(Aim of the task): Go through the entries and say how many lines contain the string "should". The number is the whole answer.

(Provided material):
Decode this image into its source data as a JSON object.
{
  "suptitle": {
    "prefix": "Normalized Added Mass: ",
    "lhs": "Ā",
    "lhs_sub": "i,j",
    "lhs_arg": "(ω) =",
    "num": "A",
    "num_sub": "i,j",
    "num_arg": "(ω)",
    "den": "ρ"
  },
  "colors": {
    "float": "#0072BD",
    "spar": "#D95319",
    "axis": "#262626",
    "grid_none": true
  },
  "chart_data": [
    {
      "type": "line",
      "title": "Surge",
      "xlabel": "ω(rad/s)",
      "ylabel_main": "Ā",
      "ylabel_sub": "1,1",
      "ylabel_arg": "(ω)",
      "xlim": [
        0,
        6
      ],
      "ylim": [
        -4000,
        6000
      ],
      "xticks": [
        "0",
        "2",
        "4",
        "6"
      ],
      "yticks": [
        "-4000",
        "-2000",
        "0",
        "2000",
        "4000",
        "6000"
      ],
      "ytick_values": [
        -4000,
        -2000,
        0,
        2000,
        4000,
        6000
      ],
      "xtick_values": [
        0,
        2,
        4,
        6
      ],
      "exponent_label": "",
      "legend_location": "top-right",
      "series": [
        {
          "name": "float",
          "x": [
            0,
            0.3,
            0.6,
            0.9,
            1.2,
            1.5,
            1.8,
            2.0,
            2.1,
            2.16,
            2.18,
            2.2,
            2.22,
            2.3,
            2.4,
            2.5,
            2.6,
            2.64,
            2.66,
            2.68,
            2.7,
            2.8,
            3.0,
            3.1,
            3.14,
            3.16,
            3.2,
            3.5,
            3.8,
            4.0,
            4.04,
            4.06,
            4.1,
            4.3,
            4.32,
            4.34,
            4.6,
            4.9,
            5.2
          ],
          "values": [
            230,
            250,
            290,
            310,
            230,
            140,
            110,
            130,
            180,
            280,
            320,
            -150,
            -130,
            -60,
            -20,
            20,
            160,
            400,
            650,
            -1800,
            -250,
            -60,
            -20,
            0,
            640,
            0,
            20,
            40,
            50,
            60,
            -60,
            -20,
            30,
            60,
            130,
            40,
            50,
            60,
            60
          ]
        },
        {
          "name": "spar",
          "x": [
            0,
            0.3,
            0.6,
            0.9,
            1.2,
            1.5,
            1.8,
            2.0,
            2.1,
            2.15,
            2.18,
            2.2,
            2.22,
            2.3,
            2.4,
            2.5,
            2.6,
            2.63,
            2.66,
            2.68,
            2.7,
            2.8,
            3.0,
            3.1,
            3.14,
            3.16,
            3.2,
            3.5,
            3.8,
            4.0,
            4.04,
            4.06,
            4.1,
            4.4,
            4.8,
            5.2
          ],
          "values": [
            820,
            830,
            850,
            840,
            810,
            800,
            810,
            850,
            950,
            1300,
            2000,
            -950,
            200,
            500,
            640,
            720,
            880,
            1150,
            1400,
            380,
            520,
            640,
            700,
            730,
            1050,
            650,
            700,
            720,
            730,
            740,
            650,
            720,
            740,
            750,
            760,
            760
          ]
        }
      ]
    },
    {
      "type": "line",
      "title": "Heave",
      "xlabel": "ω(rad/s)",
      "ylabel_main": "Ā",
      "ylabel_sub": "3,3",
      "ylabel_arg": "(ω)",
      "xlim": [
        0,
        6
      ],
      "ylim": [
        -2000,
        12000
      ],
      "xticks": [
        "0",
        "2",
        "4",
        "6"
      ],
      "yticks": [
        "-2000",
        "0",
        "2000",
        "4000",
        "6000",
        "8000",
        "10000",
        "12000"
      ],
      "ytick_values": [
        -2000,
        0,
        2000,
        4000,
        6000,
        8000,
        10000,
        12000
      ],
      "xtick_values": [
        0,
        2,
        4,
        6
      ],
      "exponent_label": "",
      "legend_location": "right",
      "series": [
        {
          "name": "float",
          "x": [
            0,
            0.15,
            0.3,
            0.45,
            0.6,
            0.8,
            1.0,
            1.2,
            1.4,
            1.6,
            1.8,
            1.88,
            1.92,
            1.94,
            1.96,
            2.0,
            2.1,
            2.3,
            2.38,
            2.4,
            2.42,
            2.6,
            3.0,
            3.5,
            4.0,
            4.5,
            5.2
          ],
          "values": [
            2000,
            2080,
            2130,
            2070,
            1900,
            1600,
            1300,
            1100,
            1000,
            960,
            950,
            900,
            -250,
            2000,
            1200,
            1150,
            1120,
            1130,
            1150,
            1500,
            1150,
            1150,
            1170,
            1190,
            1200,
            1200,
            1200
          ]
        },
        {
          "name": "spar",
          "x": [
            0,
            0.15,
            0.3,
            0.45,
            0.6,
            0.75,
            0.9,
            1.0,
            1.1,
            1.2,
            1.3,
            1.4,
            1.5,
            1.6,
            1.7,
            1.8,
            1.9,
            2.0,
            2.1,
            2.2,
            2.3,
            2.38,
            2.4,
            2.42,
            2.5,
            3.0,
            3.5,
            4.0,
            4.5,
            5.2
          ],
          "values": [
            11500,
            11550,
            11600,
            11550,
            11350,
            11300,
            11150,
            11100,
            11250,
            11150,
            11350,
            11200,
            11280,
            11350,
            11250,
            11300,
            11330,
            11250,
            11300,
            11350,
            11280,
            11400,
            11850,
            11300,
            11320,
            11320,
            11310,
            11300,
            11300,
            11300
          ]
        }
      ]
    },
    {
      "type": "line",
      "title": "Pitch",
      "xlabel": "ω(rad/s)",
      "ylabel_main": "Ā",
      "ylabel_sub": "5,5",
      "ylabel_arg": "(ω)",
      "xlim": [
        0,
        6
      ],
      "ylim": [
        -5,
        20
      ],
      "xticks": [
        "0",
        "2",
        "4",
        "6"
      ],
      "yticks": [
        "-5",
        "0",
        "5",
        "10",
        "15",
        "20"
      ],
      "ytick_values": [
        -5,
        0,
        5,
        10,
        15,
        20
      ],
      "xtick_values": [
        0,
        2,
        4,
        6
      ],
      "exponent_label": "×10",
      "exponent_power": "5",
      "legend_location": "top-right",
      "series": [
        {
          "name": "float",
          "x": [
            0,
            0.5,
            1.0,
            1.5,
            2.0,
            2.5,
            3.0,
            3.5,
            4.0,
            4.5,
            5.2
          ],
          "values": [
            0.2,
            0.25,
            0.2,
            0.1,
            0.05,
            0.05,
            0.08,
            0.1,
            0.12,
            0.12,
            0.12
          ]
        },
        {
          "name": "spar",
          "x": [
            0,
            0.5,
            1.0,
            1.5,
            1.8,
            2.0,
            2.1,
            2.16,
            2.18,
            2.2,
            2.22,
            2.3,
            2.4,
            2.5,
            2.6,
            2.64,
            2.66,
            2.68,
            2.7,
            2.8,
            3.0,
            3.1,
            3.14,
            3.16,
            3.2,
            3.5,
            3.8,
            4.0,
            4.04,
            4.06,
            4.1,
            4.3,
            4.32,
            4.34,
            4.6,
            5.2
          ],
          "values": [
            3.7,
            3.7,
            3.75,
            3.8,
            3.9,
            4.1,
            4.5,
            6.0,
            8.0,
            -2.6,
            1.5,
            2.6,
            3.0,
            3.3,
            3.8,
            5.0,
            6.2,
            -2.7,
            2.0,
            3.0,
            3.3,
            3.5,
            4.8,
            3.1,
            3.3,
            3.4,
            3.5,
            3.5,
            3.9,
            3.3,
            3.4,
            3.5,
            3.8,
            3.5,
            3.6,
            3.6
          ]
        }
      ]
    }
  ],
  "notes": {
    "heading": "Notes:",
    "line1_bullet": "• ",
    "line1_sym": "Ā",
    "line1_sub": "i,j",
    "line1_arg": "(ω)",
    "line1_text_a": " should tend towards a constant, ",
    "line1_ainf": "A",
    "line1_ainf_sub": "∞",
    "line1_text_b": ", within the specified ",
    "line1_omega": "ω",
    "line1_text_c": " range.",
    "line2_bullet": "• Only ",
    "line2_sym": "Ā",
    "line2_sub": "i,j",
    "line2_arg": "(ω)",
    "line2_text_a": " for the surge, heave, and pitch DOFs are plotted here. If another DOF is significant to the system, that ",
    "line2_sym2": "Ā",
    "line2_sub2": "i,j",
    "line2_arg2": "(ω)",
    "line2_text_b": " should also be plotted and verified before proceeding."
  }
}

(Completed exercise): 2